EXTRAIT À LIRE:
Ce sont les Garaldes que Thibaudeau nomme « Elzévirs ». Il faut savoir que le Garamond continue à être très utilisé aujourd’hui. Cette police est notamment celle de la prestigieuse édition de la Pléiade.

Réales

D’autres pays que la France ont acquis un savoir-faire remarquable en matière de typographie. Louis XIV a souhaité se démarquer en commandant une nouvelle police de caractères concurrençant les superbes Garaldes de l’étranger. On créa alors les Réales ou le « Romain du Roy », qui ont des empattements parfois arrondis (« f » ou « r ») et plus horizontaux que pour les Garaldes.

La célébrissime police Times New Roman est une Réale créée en 1932 pour le journal britannique The Times par Stanley Morison afin de gagner de la place pour une impression médiocre sur du papier de basse qualité tout en restant lisible.

Famille 2 des polices de caractères : Didones, Mécanes et Linéales

Cette famille est née de la révolution industrielle du XIXe siècle. Leurs empattements sont plus simples que pour les autres familles de polices de caractères.

Didones

Ce nom est la contraction du nom de deux imprimeurs, Firmin Didot et Giambattista Bodoni. Ces polices de caractères sont symboliquement très fortes : avant 1789, on fond des caractères uniquement sur ordre officiel, notamment du roi. Après la Révolution, on peut créer des polices sans la moindre subordination à personne. D’autre part, le papier Vélin d’excellente qualité pour l’imprimerie est inventé par l’imprimeur Baskerville en Angleterre, ce qui permet d’affiner les polices.

Les Didones ont des empattements et des déliés très fins, très contrastés avec les pleins. On les utilise encore de nos jours pour la publicité, car elles attirent l’attention. On les utilisa également pour imprimer les grands textes classiques de Racine ou de La Fontaine. Les romantiques s’en emparèrent et les Didones (notamment le Didot) devinrent le symbole de la littérature romantique.

Mécanes

Les Mécanes naissent de l’industrie et de la réclame. Les empattements sont épais et quadrangulaires. On utilisa longtemps ces polices de caractères en dactylographie. Leur forme franche permet la rapidité mécanique de l’impression. Leur objectif est d’accrocher le regard au-delà de toute idée de style.

EXERCICE A: Mets à jour l’extrait sur les polices de caractères entre « Famille 2 des polices de » et « polices de caractères. », inclus, en remplaçant « XIXe siècle » par « dix-neuvième siècle ».
EXERCICE B: Pour chaque affirmation, réponds par oui ou par non selon l’extrait sur les polices de caractères, et cite les mots exacts qui tranchent. (i) Le Times New Roman a été créé pour un journal britannique. (ii) Le papier Vélin a été inventé par Firmin Didot. (iii) Les Mécanes ont des empattements fins.
Les enregistrements qui suivent ne sont pas nécessaires.

ENREGISTREMENTS PRÉSENTÉS:
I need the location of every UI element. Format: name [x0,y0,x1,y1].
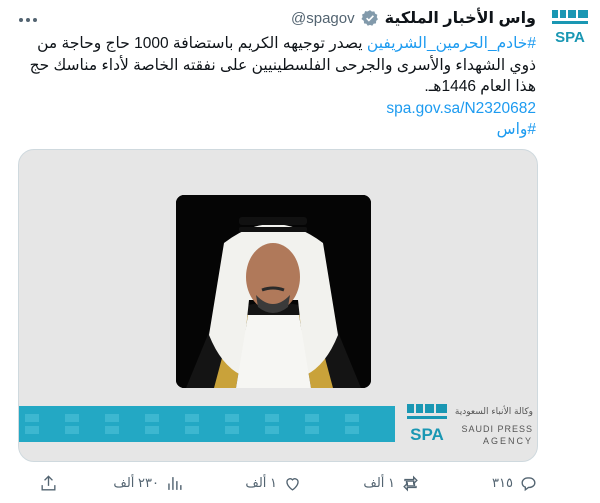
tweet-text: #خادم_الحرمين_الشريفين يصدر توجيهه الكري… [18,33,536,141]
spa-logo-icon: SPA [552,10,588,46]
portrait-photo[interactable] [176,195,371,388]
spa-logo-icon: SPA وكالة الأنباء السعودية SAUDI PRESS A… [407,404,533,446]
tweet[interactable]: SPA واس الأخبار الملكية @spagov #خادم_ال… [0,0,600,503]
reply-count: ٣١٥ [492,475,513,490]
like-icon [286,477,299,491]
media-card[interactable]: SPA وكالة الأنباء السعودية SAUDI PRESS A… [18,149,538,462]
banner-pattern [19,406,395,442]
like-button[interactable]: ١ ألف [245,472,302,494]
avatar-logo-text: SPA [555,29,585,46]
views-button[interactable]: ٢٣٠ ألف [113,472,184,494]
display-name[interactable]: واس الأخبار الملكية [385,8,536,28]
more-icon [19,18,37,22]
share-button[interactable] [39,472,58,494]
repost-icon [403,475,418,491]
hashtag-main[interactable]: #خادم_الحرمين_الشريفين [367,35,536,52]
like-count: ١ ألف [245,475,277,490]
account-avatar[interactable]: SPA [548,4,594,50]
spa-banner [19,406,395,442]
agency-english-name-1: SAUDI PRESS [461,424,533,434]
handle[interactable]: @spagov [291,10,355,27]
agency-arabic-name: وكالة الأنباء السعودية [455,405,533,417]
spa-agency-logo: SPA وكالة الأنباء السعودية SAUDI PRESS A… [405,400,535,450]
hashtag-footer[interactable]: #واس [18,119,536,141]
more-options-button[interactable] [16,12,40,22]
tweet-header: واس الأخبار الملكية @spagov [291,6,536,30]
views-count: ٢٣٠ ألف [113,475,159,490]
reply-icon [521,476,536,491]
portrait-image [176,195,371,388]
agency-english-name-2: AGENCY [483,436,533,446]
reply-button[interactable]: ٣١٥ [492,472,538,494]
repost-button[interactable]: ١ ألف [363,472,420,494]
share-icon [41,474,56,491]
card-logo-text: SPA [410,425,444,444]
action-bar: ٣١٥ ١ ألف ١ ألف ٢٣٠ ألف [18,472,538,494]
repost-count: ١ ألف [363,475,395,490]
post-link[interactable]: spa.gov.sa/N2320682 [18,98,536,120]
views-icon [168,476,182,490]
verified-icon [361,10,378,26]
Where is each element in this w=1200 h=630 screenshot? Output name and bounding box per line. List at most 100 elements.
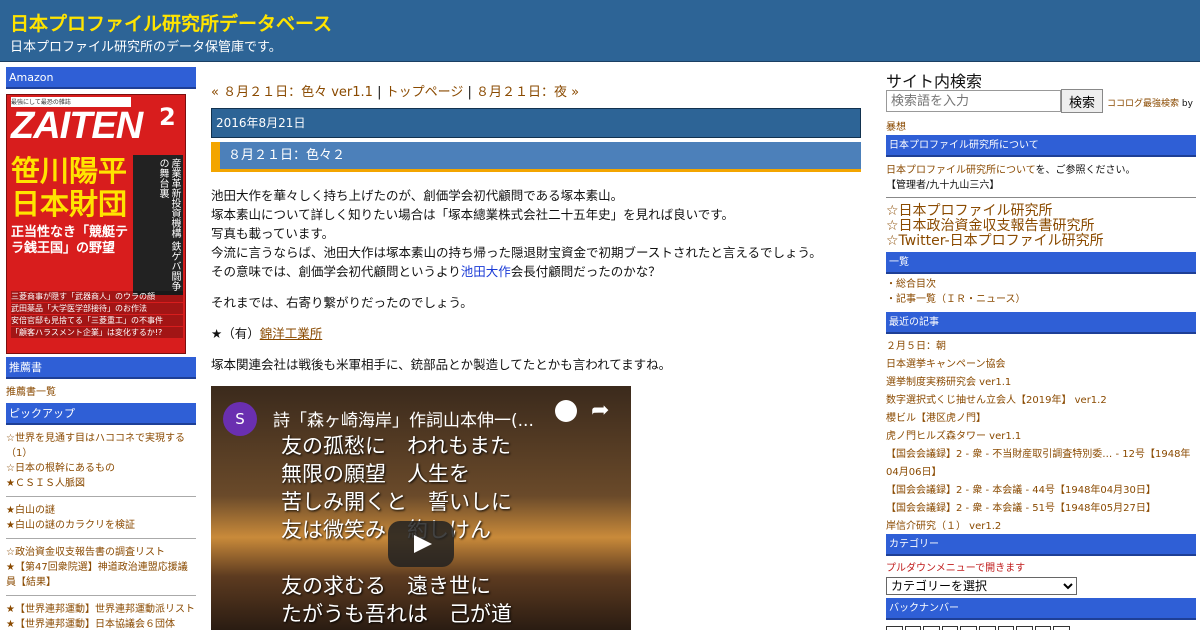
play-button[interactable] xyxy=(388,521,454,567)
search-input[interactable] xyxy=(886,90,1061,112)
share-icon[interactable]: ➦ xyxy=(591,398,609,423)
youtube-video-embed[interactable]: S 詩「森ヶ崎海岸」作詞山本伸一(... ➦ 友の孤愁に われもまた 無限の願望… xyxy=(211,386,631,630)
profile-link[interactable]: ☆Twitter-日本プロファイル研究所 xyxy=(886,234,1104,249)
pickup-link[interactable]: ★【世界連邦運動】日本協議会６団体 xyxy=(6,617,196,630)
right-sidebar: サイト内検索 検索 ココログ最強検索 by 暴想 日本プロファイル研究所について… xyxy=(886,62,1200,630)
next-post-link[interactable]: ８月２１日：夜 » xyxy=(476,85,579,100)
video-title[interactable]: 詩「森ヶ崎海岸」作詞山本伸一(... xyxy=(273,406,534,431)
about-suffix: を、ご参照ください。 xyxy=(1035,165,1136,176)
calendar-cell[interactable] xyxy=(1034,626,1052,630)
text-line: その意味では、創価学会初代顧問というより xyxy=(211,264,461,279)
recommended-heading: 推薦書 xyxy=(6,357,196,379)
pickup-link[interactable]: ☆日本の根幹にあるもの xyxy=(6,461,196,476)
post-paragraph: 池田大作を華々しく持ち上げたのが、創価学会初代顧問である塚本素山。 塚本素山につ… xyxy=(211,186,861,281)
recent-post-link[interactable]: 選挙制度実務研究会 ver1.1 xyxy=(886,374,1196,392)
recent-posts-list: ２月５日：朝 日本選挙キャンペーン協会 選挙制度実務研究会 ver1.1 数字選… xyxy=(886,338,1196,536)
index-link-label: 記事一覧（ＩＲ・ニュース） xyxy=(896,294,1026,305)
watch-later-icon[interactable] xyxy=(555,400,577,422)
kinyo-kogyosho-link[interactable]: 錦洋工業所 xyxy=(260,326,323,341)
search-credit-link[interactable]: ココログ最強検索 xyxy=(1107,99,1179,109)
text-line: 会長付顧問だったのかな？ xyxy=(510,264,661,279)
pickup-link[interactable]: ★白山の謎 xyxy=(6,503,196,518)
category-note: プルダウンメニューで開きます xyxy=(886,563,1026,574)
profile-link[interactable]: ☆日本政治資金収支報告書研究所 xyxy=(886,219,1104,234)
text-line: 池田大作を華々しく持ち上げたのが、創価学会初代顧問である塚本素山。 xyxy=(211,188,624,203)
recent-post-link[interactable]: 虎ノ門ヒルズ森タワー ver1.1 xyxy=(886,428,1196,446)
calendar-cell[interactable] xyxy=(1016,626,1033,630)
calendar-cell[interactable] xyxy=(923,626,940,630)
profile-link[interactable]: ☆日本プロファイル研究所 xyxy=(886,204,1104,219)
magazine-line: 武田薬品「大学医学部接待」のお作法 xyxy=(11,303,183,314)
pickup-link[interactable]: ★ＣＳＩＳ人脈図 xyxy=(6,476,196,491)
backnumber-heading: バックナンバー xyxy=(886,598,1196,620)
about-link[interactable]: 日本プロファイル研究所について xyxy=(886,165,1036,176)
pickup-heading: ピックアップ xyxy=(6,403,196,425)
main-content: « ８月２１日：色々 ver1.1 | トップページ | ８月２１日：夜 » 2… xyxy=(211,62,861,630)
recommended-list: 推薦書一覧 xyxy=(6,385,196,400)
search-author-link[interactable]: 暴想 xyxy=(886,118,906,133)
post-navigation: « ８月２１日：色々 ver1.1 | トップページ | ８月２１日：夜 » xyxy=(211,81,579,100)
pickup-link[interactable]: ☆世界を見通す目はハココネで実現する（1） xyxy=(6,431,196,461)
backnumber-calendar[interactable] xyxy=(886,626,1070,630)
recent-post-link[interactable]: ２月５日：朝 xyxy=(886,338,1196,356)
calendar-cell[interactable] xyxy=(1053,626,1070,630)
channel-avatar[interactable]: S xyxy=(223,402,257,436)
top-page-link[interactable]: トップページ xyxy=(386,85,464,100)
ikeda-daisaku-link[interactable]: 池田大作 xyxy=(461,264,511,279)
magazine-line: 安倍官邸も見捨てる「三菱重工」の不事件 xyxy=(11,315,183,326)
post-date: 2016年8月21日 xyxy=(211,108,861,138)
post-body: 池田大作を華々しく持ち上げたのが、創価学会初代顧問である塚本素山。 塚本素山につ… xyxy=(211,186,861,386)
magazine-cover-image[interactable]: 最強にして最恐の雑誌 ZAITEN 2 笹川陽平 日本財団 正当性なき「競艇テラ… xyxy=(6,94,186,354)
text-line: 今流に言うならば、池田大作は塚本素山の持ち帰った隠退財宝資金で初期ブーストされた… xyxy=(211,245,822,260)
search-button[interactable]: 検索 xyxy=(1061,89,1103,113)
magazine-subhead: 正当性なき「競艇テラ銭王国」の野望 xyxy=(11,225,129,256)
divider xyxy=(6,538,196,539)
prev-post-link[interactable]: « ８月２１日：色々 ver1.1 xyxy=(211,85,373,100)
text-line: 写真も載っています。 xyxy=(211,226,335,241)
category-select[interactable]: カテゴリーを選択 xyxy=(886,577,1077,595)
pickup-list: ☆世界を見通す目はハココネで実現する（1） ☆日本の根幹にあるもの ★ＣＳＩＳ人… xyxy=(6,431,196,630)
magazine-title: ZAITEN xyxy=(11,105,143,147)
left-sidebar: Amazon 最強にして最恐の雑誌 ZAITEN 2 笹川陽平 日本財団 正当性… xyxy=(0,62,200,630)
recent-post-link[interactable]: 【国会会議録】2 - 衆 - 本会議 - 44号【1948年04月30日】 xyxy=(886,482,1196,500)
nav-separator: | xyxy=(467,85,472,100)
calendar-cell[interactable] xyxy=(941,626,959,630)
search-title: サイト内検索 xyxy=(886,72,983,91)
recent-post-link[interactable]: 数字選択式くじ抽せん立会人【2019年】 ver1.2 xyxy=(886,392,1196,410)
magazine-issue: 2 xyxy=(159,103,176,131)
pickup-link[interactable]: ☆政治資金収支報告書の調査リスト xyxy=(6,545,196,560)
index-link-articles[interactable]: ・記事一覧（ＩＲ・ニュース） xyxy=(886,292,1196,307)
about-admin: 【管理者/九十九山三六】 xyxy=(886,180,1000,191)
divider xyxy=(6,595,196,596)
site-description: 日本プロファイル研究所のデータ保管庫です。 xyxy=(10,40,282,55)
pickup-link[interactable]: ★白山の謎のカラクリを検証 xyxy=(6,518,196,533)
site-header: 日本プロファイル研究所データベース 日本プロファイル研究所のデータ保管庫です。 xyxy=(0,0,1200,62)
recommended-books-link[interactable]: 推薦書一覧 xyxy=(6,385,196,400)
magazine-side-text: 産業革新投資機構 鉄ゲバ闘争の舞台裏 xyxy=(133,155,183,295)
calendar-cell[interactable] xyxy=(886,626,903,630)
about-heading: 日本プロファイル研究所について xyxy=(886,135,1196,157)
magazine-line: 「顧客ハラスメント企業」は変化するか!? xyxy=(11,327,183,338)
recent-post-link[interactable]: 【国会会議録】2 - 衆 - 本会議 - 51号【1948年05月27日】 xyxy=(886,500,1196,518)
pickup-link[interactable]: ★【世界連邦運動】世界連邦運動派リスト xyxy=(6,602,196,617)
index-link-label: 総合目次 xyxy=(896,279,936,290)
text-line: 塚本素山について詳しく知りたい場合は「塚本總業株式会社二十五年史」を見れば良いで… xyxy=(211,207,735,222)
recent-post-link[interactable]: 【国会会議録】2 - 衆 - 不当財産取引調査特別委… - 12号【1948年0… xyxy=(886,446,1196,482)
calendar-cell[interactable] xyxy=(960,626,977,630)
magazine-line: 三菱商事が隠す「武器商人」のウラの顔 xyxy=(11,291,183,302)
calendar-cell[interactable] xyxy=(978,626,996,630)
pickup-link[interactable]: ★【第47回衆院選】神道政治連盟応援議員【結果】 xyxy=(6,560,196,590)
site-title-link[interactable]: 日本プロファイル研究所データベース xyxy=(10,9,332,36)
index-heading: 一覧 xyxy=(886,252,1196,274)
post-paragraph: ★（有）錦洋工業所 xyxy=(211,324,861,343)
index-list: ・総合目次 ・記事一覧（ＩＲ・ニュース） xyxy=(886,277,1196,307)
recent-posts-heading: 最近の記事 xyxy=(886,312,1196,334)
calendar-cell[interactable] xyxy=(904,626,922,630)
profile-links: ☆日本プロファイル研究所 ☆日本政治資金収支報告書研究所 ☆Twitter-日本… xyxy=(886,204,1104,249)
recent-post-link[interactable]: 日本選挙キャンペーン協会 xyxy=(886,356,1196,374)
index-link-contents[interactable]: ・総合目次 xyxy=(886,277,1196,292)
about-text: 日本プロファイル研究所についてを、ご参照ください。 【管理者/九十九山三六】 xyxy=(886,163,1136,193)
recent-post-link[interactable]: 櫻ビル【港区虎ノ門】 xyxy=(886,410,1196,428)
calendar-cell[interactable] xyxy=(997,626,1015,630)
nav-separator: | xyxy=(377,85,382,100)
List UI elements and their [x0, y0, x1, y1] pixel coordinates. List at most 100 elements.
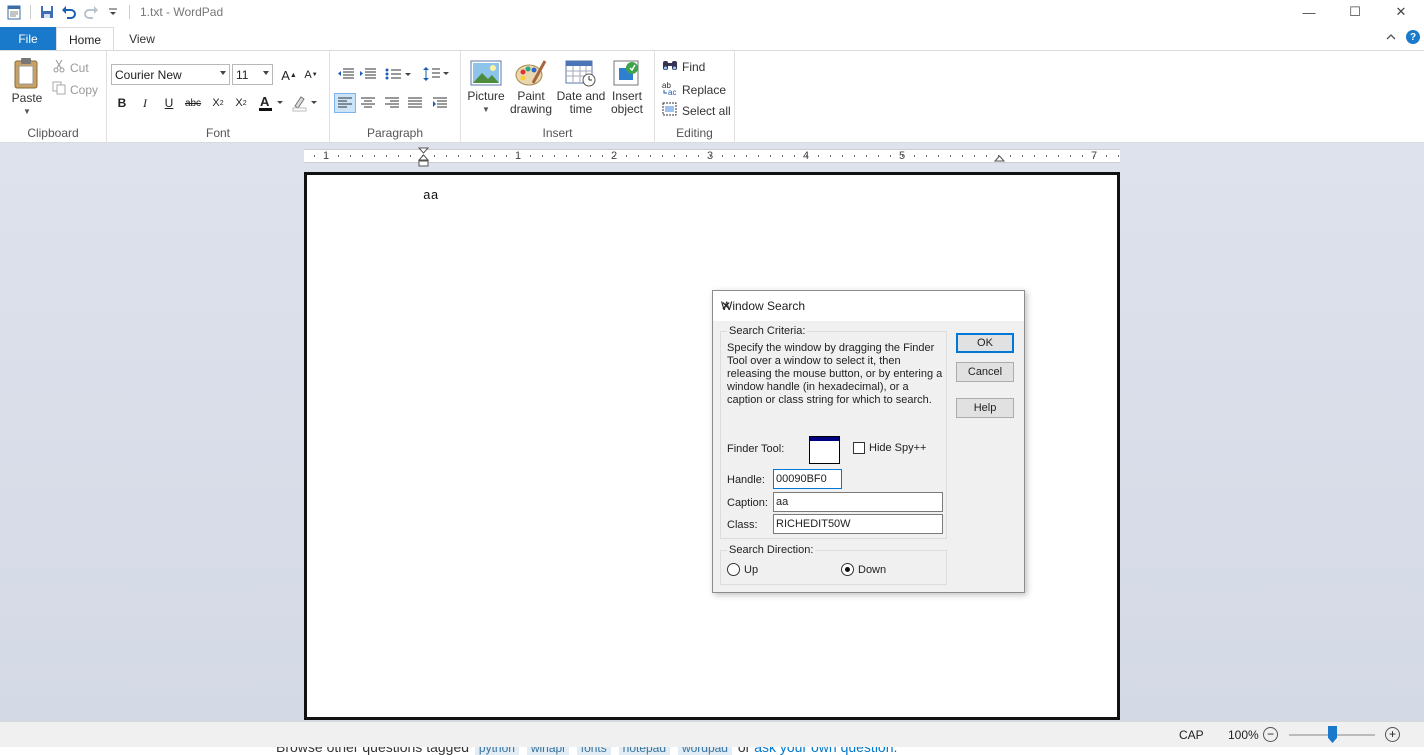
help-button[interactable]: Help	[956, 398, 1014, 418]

RÉPONSE COMPLÈTE A:
Famille 2 des polices de caractères : Didones, Mécanes et Linéales

Cette famille est née de la révolution industrielle du dix-neuvième siècle. Leurs empattements sont plus simples que pour les autres familles de polices de caractères.

RÉPONSE COMPLÈTE B:
(i) Oui : « créée en 1932 pour le journal britannique The Times ».
(ii) Non : « est inventé par l’imprimeur Baskerville en Angleterre ».
(iii) Non : « Les empattements sont épais et quadrangulaires ».